Stored records
(begin)

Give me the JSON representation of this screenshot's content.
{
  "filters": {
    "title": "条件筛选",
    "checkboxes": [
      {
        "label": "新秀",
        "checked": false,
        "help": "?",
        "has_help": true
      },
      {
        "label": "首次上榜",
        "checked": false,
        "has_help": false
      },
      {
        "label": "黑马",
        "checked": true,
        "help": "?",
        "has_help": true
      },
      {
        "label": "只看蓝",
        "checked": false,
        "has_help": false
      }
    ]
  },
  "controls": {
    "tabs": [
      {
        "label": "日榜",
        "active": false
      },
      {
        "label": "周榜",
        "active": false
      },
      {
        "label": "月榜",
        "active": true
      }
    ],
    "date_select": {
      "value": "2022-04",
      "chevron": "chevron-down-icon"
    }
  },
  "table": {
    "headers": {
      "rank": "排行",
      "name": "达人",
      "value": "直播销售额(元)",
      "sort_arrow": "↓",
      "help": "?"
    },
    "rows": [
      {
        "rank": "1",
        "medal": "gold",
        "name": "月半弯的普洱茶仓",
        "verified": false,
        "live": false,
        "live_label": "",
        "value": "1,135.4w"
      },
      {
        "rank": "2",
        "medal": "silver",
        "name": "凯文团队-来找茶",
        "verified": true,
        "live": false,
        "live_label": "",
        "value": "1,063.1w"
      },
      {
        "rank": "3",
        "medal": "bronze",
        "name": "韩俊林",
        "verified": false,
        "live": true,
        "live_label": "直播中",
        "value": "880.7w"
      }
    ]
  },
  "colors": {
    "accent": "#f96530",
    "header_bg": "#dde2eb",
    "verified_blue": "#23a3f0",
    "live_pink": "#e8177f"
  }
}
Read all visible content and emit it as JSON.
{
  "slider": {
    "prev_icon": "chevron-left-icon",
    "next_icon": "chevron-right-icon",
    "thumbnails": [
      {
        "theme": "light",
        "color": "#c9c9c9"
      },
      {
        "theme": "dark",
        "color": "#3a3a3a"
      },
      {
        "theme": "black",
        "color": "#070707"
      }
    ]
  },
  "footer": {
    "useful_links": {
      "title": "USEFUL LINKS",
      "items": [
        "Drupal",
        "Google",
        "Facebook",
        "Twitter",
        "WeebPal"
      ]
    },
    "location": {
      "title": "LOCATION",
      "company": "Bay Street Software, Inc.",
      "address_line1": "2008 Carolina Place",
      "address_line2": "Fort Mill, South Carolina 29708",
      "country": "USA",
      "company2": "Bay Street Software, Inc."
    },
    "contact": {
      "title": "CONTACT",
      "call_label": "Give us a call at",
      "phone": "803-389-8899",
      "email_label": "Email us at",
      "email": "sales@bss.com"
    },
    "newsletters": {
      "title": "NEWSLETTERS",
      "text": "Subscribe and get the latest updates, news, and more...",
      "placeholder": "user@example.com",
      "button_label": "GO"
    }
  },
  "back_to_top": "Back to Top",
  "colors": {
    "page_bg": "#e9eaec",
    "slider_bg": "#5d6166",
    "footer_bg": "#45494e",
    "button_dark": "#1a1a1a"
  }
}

(end)

_Exercise instructions_. Everything from the line containing "Read all visible content and emit it as JSON." to the last line of the entries above should be quoted exactly, and only that.

_Worked answer_.
Read all visible content and emit it as JSON.
{
  "slider": {
    "prev_icon": "chevron-left-icon",
    "next_icon": "chevron-right-icon",
    "thumbnails": [
      {
        "theme": "light",
        "color": "#c9c9c9"
      },
      {
        "theme": "dark",
        "color": "#3a3a3a"
      },
      {
        "theme": "black",
        "color": "#070707"
      }
    ]
  },
  "footer": {
    "useful_links": {
      "title": "USEFUL LINKS",
      "items": [
        "Drupal",
        "Google",
        "Facebook",
        "Twitter",
        "WeebPal"
      ]
    },
    "location": {
      "title": "LOCATION",
      "company": "Bay Street Software, Inc.",
      "address_line1": "2008 Carolina Place",
      "address_line2": "Fort Mill, South Carolina 29708",
      "country": "USA",
      "company2": "Bay Street Software, Inc."
    },
    "contact": {
      "title": "CONTACT",
      "call_label": "Give us a call at",
      "phone": "803-389-8899",
      "email_label": "Email us at",
      "email": "sales@bss.com"
    },
    "newsletters": {
      "title": "NEWSLETTERS",
      "text": "Subscribe and get the latest updates, news, and more...",
      "placeholder": "user@example.com",
      "button_label": "GO"
    }
  },
  "back_to_top": "Back to Top",
  "colors": {
    "page_bg": "#e9eaec",
    "slider_bg": "#5d6166",
    "footer_bg": "#45494e",
    "button_dark": "#1a1a1a"
  }
}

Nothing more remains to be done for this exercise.